→ **Request**: Copy every line of the data in which the word "into" occurs.

:: Supplied data ::

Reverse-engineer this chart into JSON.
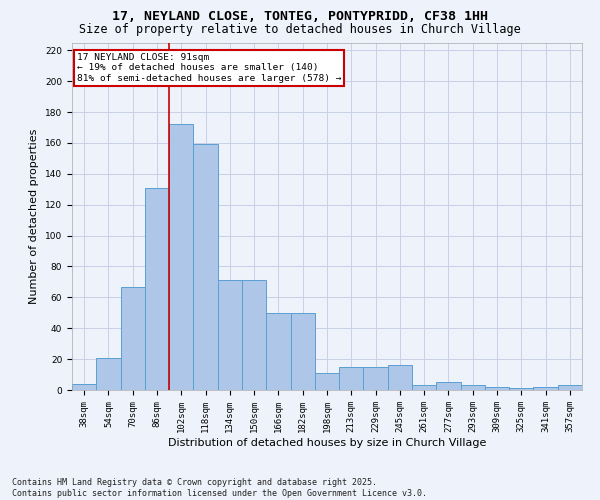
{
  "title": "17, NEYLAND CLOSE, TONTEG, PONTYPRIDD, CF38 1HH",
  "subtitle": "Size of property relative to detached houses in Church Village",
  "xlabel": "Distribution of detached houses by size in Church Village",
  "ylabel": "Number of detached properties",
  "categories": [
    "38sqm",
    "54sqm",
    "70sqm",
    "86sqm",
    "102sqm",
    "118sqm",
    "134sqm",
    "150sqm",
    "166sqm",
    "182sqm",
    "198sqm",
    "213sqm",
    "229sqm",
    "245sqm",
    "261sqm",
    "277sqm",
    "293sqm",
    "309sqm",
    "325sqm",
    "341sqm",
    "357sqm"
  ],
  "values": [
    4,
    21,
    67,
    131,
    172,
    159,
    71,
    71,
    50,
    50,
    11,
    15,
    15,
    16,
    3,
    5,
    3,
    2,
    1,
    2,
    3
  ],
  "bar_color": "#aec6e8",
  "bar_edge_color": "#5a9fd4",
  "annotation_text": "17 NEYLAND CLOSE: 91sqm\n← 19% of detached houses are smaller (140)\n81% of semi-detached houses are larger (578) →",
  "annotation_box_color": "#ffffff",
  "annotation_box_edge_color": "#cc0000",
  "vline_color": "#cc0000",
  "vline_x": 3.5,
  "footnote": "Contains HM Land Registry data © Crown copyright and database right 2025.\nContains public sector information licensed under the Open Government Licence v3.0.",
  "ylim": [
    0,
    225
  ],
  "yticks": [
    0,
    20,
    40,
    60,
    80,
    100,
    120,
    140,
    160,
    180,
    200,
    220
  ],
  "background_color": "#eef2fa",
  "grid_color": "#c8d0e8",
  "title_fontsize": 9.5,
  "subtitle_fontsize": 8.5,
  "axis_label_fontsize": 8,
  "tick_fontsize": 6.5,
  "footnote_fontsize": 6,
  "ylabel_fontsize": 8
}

:::
:: Supplied data ::

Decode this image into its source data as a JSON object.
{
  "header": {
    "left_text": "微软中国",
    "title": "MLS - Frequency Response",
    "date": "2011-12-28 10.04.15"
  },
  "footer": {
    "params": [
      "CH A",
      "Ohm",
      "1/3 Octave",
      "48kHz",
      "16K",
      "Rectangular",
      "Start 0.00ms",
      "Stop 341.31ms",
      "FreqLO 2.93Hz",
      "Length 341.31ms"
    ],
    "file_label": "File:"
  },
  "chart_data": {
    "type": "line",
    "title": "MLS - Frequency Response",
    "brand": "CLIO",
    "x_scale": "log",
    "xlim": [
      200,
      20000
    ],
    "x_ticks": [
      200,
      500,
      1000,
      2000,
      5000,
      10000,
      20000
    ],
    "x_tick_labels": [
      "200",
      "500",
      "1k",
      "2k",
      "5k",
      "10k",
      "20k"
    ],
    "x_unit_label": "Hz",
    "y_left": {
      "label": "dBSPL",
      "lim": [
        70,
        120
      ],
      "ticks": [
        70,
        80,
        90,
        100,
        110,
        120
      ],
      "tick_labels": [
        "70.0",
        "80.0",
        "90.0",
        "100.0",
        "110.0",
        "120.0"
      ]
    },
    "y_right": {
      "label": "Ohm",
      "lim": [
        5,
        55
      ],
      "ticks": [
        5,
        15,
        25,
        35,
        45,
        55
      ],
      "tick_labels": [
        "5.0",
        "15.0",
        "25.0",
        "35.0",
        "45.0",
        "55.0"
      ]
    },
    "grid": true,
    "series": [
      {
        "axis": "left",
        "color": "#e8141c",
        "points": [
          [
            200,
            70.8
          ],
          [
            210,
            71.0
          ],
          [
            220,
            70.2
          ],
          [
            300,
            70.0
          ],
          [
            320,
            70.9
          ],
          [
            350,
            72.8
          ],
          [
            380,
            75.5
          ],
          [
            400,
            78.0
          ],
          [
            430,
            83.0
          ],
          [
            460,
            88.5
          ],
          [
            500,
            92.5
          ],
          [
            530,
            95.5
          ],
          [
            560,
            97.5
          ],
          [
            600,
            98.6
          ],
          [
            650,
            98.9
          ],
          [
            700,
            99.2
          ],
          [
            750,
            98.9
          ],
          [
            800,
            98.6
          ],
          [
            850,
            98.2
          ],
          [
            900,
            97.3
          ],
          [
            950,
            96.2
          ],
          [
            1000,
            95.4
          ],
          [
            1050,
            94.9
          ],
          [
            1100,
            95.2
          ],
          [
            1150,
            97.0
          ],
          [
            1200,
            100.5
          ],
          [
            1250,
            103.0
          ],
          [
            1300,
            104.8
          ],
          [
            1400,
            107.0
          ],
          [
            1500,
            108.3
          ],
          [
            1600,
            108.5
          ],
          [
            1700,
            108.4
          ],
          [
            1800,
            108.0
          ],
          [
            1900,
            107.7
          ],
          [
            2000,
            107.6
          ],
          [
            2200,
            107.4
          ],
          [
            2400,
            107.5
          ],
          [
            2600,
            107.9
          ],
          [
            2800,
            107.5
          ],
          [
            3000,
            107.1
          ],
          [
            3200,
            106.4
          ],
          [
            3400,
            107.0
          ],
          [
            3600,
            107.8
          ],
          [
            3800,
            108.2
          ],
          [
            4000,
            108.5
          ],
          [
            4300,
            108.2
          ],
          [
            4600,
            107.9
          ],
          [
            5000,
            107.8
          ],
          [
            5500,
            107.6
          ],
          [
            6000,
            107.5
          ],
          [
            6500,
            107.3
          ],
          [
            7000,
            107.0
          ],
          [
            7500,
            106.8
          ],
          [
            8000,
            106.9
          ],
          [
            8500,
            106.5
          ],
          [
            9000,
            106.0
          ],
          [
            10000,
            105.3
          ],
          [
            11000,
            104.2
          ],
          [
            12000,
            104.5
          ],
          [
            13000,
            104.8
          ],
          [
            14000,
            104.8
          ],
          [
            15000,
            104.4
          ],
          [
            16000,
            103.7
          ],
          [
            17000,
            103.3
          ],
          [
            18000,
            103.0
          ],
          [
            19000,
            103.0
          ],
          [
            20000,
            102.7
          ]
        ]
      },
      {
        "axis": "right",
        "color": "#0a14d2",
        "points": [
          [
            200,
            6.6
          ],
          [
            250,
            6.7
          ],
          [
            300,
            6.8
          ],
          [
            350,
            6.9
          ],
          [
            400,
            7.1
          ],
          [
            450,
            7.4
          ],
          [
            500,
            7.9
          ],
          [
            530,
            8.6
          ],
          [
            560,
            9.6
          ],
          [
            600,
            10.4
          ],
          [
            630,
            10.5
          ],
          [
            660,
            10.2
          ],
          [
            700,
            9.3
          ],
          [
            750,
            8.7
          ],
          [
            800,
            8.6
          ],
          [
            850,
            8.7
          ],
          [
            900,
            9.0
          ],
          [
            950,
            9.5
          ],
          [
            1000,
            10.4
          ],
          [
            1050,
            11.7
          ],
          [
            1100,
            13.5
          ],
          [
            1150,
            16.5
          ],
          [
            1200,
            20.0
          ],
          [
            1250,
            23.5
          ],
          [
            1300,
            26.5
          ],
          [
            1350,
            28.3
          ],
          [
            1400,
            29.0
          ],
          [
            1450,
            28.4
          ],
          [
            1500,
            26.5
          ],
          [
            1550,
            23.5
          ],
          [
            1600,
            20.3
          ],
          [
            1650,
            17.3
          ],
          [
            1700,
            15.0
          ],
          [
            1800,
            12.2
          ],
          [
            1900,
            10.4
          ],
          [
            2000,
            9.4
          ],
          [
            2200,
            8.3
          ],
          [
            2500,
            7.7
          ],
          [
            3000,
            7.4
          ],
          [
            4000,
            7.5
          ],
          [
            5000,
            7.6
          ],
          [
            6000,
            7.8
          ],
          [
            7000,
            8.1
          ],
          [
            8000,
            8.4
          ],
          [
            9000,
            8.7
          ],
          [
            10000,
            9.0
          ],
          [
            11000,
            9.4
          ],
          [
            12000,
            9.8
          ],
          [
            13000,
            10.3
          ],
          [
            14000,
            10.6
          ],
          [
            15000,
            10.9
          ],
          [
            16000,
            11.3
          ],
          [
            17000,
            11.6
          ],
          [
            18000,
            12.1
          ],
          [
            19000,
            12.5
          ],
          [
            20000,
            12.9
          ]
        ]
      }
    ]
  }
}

:::

→ **Result of this exercise**:
Reverse-engineer this chart into JSON.
Decode this image into its source data as a JSON object.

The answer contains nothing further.